• **Zu erledigende Schritte**:
1. Welchen Titel trägt laut Textauszug der Abschnitt der Enzyklika, dem das Zitat entnommen ist?
2. Schreiben Sie aus dem Textauszug alles von „Das Konzept des“ bis hinunter zu „an der Tafel.“ wortgetreu ab.
3. Führen Sie vollständig auf, womit die Armen laut dem Zitat im Textauszug im Polyeder eingegliedert sind.

• **Textauszug**:
┏━━
Seid polyedrisch!

Ohne ein intimer Kenner der Kirchengeschichte zu sein, wage ich zu behaupten: Selten noch hat ein Papst ein so menschliches Bild von Gesellschaft so mathematisch beschrieben wie der dieses Jahr gewählte Papst Franziskus in seiner Enzyklika “Evangelii gaudium” (“Die Freude des Evangeliums”),

“Das Modell ist nicht die Kugel, die den Teilen nicht übergeordnet ist, wo jeder Punkt gleich weit vom Zentrum entfernt ist und es keine Unterschiede zwischen dem einen und dem anderen Punkt gibt. Das Modell ist das Polyeder, welches das Zusammentreffen aller Teile wiedergibt, die in ihm ihre Eigenart bewahren. Sowohl das pastorale als auch das politische Handeln sucht in diesem Polyeder das Beste jedes Einzelnen zu sammeln. Dort sind die Armen mit ihrer Kultur, ihren Plänen und ihren eigenen Möglichkeiten eingegliedert. Sogar die Menschen, die wegen ihrer Fehler kritisiert werden können, haben etwas beizutragen, das nicht verloren gehen darf. Es ist der Zusammenschluss der Völker, die in der Weltordnung ihre Besonderheit bewahren; es ist die Gesamtheit der Menschen in einer Gesellschaft, die ein Gemeinwohl sucht, das wirklich alle einschließt.”

… und zwar im Abschnitt mit dem Titel “Das Ganze ist dem Teil übergeordnet”, was vielleicht etwas sozialistisch klingt, oder auch nach Werner Heisenberg, aber sehr humanistisch gemeint ist.

Das Konzept des Polyeders – das gar nicht rund ist, sondern in dem Spitzen weit weg von einer wie auch immer gewählten oder konstruierten oder gefühlten Mitte sind, das ist Gegenstand unserer Forschung. So beschäftigt sich Projekt A03 des Berlin-Münchener Transregio-Sonderforschungsbereichs “Diskretisierung in Geometrie und Dynamik” der DFG mit der Frage, wie rund denn Polyeder im Allgemeinen sind, und was man daraus schließen kann, und im Seminar “Roundness” an der FU Berlin wird das auch öffentlich erörtert, allerdings nicht von der Kanzel, sondern – wie das Mathematikerinnen und Mathematikern angemessener vorkommt – an der Tafel.
┗━━
• **Angezeigte Daten**:
┏━━
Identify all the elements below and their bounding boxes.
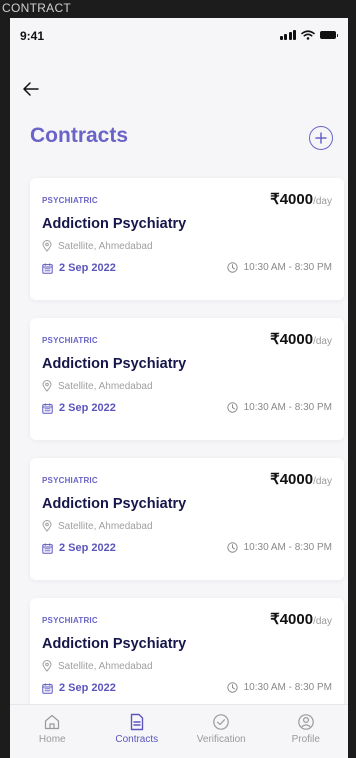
┗━━
• **Ergebnisse der Reihe**:
1. „Das Ganze ist dem Teil übergeordnet“

2.
Das Konzept des Polyeders – das gar nicht rund ist, sondern in dem Spitzen weit weg von einer wie auch immer gewählten oder konstruierten oder gefühlten Mitte sind, das ist Gegenstand unserer Forschung. So beschäftigt sich Projekt A03 des Berlin-Münchener Transregio-Sonderforschungsbereichs “Diskretisierung in Geometrie und Dynamik” der DFG mit der Frage, wie rund denn Polyeder im Allgemeinen sind, und was man daraus schließen kann, und im Seminar “Roundness” an der FU Berlin wird das auch öffentlich erörtert, allerdings nicht von der Kanzel, sondern – wie das Mathematikerinnen und Mathematikern angemessener vorkommt – an der Tafel.

3. Ihre Kultur, ihre Pläne und ihre eigenen Möglichkeiten.